AVAILABLE DATA:
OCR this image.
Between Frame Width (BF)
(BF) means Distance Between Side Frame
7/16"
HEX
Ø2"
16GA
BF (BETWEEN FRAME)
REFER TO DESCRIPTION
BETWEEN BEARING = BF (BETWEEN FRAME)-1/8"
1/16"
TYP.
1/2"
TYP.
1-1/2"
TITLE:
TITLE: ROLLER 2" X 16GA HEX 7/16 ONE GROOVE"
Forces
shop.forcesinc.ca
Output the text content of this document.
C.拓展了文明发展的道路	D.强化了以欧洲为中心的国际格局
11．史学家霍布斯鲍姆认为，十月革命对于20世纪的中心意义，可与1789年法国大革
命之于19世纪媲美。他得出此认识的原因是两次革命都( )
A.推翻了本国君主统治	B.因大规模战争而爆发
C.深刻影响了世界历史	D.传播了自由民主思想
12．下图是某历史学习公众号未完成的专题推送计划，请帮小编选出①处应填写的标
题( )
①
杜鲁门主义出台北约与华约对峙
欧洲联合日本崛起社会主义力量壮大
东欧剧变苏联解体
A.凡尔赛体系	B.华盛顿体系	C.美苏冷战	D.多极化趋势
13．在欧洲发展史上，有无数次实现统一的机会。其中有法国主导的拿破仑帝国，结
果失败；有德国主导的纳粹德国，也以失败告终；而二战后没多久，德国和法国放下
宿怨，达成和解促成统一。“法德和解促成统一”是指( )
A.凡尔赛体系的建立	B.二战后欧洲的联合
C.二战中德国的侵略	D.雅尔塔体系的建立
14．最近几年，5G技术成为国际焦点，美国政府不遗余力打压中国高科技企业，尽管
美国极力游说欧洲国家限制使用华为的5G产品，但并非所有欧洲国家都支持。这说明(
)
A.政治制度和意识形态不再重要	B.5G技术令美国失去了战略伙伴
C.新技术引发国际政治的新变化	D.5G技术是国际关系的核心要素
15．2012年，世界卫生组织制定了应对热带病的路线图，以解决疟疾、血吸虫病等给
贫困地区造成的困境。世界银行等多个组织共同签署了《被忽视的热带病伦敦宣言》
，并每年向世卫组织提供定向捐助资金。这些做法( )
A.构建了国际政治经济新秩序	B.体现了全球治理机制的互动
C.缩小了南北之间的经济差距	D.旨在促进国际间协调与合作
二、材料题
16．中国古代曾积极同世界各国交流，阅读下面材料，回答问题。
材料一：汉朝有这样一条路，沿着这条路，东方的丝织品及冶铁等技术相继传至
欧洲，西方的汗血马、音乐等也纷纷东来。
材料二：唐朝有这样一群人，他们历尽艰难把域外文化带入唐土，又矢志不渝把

WORK INSTRUCTIONS:
Show every line from the entries above in which "this" appears.

SOLUTION TO THE PROBLEM:
OCR this image.
Output the text content of this document.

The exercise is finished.